------ RECORDS SHOWN ------

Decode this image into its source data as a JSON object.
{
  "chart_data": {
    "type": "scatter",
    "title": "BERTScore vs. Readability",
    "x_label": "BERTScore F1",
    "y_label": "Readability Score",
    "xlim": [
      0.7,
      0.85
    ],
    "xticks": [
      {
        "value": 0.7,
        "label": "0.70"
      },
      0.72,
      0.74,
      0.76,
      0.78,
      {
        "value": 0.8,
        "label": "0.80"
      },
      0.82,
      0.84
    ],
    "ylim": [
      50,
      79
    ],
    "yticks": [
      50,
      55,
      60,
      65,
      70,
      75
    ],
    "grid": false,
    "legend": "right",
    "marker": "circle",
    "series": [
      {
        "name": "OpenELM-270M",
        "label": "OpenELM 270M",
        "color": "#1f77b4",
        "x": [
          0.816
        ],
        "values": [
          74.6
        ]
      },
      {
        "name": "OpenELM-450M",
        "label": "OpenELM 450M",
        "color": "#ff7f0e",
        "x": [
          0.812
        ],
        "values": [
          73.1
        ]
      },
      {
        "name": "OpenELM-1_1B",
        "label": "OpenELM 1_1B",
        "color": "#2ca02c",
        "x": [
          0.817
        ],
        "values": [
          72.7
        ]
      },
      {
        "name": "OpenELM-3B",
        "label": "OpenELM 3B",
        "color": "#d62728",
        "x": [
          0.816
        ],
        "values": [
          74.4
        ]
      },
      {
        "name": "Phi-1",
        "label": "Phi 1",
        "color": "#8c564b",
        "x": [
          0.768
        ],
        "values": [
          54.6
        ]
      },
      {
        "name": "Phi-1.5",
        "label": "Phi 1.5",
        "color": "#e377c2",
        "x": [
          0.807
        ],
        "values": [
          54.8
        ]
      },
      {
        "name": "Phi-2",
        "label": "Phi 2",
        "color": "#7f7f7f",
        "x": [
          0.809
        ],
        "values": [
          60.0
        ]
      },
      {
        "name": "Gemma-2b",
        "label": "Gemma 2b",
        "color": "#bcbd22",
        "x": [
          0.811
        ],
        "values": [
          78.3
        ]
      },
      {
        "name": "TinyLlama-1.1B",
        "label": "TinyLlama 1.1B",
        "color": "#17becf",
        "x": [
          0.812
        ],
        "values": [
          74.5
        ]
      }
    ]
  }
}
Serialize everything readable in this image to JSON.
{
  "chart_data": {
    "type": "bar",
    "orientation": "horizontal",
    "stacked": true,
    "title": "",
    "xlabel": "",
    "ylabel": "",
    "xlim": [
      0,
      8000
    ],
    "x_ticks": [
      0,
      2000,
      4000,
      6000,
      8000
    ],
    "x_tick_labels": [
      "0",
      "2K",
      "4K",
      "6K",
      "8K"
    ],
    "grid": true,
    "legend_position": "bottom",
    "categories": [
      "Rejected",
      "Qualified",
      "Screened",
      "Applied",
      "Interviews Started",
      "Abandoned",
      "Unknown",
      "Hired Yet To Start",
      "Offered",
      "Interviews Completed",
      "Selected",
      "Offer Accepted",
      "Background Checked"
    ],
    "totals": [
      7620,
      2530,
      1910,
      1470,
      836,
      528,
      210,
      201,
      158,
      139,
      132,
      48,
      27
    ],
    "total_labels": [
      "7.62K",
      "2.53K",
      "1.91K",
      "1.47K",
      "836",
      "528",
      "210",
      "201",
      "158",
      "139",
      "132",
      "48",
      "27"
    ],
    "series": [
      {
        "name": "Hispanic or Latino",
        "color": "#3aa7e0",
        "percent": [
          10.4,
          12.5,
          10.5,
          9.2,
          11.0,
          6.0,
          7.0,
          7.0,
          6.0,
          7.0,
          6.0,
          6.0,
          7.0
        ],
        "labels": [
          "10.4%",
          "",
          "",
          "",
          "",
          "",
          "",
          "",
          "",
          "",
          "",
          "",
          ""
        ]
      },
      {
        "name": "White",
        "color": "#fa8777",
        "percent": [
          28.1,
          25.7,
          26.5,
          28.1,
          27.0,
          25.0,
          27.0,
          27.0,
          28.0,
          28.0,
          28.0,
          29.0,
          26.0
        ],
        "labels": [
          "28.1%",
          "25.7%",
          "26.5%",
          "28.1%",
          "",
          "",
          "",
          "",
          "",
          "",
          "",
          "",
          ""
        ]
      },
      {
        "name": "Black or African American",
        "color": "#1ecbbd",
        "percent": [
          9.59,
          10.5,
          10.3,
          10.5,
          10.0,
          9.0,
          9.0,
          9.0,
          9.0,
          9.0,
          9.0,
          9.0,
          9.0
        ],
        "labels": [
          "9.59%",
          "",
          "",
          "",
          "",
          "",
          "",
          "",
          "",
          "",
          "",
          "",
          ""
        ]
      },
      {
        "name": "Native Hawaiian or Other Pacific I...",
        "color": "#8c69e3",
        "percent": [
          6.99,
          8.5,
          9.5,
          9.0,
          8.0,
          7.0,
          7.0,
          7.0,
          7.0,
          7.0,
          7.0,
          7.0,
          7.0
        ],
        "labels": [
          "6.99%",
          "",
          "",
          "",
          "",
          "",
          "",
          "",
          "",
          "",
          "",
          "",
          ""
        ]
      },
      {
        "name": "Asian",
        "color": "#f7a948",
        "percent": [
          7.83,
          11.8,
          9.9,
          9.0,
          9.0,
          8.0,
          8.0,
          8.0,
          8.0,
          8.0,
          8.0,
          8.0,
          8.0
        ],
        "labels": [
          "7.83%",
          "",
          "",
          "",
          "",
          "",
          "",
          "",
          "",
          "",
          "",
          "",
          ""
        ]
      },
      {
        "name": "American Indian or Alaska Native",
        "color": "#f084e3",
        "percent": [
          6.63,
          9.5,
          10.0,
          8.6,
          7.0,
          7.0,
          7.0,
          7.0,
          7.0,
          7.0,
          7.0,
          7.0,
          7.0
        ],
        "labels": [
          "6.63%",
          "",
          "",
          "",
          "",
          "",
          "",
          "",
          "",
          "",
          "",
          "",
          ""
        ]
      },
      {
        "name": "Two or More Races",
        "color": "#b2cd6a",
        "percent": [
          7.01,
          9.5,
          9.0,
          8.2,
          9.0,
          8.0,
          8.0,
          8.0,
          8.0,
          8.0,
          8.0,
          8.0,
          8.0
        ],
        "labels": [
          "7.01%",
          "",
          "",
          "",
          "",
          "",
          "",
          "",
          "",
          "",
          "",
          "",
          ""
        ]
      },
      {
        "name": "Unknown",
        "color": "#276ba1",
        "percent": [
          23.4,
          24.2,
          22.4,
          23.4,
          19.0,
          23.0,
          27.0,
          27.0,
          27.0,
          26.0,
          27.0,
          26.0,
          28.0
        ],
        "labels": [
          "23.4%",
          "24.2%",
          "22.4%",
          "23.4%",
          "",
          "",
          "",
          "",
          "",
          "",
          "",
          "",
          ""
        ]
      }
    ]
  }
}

------

EXERCISE AIM:
Return each line of the records above exactly as it reads.

ANSWER IN FULL:
Decode this image into its source data as a JSON object.
{
  "chart_data": {
    "type": "scatter",
    "title": "BERTScore vs. Readability",
    "x_label": "BERTScore F1",
    "y_label": "Readability Score",
    "xlim": [
      0.7,
      0.85
    ],
    "xticks": [
      {
        "value": 0.7,
        "label": "0.70"
      },
      0.72,
      0.74,
      0.76,
      0.78,
      {
        "value": 0.8,
        "label": "0.80"
      },
      0.82,
      0.84
    ],
    "ylim": [
      50,
      79
    ],
    "yticks": [
      50,
      55,
      60,
      65,
      70,
      75
    ],
    "grid": false,
    "legend": "right",
    "marker": "circle",
    "series": [
      {
        "name": "OpenELM-270M",
        "label": "OpenELM 270M",
        "color": "#1f77b4",
        "x": [
          0.816
        ],
        "values": [
          74.6
        ]
      },
      {
        "name": "OpenELM-450M",
        "label": "OpenELM 450M",
        "color": "#ff7f0e",
        "x": [
          0.812
        ],
        "values": [
          73.1
        ]
      },
      {
        "name": "OpenELM-1_1B",
        "label": "OpenELM 1_1B",
        "color": "#2ca02c",
        "x": [
          0.817
        ],
        "values": [
          72.7
        ]
      },
      {
        "name": "OpenELM-3B",
        "label": "OpenELM 3B",
        "color": "#d62728",
        "x": [
          0.816
        ],
        "values": [
          74.4
        ]
      },
      {
        "name": "Phi-1",
        "label": "Phi 1",
        "color": "#8c564b",
        "x": [
          0.768
        ],
        "values": [
          54.6
        ]
      },
      {
        "name": "Phi-1.5",
        "label": "Phi 1.5",
        "color": "#e377c2",
        "x": [
          0.807
        ],
        "values": [
          54.8
        ]
      },
      {
        "name": "Phi-2",
        "label": "Phi 2",
        "color": "#7f7f7f",
        "x": [
          0.809
        ],
        "values": [
          60.0
        ]
      },
      {
        "name": "Gemma-2b",
        "label": "Gemma 2b",
        "color": "#bcbd22",
        "x": [
          0.811
        ],
        "values": [
          78.3
        ]
      },
      {
        "name": "TinyLlama-1.1B",
        "label": "TinyLlama 1.1B",
        "color": "#17becf",
        "x": [
          0.812
        ],
        "values": [
          74.5
        ]
      }
    ]
  }
}
Serialize everything readable in this image to JSON.
{
  "chart_data": {
    "type": "bar",
    "orientation": "horizontal",
    "stacked": true,
    "title": "",
    "xlabel": "",
    "ylabel": "",
    "xlim": [
      0,
      8000
    ],
    "x_ticks": [
      0,
      2000,
      4000,
      6000,
      8000
    ],
    "x_tick_labels": [
      "0",
      "2K",
      "4K",
      "6K",
      "8K"
    ],
    "grid": true,
    "legend_position": "bottom",
    "categories": [
      "Rejected",
      "Qualified",
      "Screened",
      "Applied",
      "Interviews Started",
      "Abandoned",
      "Unknown",
      "Hired Yet To Start",
      "Offered",
      "Interviews Completed",
      "Selected",
      "Offer Accepted",
      "Background Checked"
    ],
    "totals": [
      7620,
      2530,
      1910,
      1470,
      836,
      528,
      210,
      201,
      158,
      139,
      132,
      48,
      27
    ],
    "total_labels": [
      "7.62K",
      "2.53K",
      "1.91K",
      "1.47K",
      "836",
      "528",
      "210",
      "201",
      "158",
      "139",
      "132",
      "48",
      "27"
    ],
    "series": [
      {
        "name": "Hispanic or Latino",
        "color": "#3aa7e0",
        "percent": [
          10.4,
          12.5,
          10.5,
          9.2,
          11.0,
          6.0,
          7.0,
          7.0,
          6.0,
          7.0,
          6.0,
          6.0,
          7.0
        ],
        "labels": [
          "10.4%",
          "",
          "",
          "",
          "",
          "",
          "",
          "",
          "",
          "",
          "",
          "",
          ""
        ]
      },
      {
        "name": "White",
        "color": "#fa8777",
        "percent": [
          28.1,
          25.7,
          26.5,
          28.1,
          27.0,
          25.0,
          27.0,
          27.0,
          28.0,
          28.0,
          28.0,
          29.0,
          26.0
        ],
        "labels": [
          "28.1%",
          "25.7%",
          "26.5%",
          "28.1%",
          "",
          "",
          "",
          "",
          "",
          "",
          "",
          "",
          ""
        ]
      },
      {
        "name": "Black or African American",
        "color": "#1ecbbd",
        "percent": [
          9.59,
          10.5,
          10.3,
          10.5,
          10.0,
          9.0,
          9.0,
          9.0,
          9.0,
          9.0,
          9.0,
          9.0,
          9.0
        ],
        "labels": [
          "9.59%",
          "",
          "",
          "",
          "",
          "",
          "",
          "",
          "",
          "",
          "",
          "",
          ""
        ]
      },
      {
        "name": "Native Hawaiian or Other Pacific I...",
        "color": "#8c69e3",
        "percent": [
          6.99,
          8.5,
          9.5,
          9.0,
          8.0,
          7.0,
          7.0,
          7.0,
          7.0,
          7.0,
          7.0,
          7.0,
          7.0
        ],
        "labels": [
          "6.99%",
          "",
          "",
          "",
          "",
          "",
          "",
          "",
          "",
          "",
          "",
          "",
          ""
        ]
      },
      {
        "name": "Asian",
        "color": "#f7a948",
        "percent": [
          7.83,
          11.8,
          9.9,
          9.0,
          9.0,
          8.0,
          8.0,
          8.0,
          8.0,
          8.0,
          8.0,
          8.0,
          8.0
        ],
        "labels": [
          "7.83%",
          "",
          "",
          "",
          "",
          "",
          "",
          "",
          "",
          "",
          "",
          "",
          ""
        ]
      },
      {
        "name": "American Indian or Alaska Native",
        "color": "#f084e3",
        "percent": [
          6.63,
          9.5,
          10.0,
          8.6,
          7.0,
          7.0,
          7.0,
          7.0,
          7.0,
          7.0,
          7.0,
          7.0,
          7.0
        ],
        "labels": [
          "6.63%",
          "",
          "",
          "",
          "",
          "",
          "",
          "",
          "",
          "",
          "",
          "",
          ""
        ]
      },
      {
        "name": "Two or More Races",
        "color": "#b2cd6a",
        "percent": [
          7.01,
          9.5,
          9.0,
          8.2,
          9.0,
          8.0,
          8.0,
          8.0,
          8.0,
          8.0,
          8.0,
          8.0,
          8.0
        ],
        "labels": [
          "7.01%",
          "",
          "",
          "",
          "",
          "",
          "",
          "",
          "",
          "",
          "",
          "",
          ""
        ]
      },
      {
        "name": "Unknown",
        "color": "#276ba1",
        "percent": [
          23.4,
          24.2,
          22.4,
          23.4,
          19.0,
          23.0,
          27.0,
          27.0,
          27.0,
          26.0,
          27.0,
          26.0,
          28.0
        ],
        "labels": [
          "23.4%",
          "24.2%",
          "22.4%",
          "23.4%",
          "",
          "",
          "",
          "",
          "",
          "",
          "",
          "",
          ""
        ]
      }
    ]
  }
}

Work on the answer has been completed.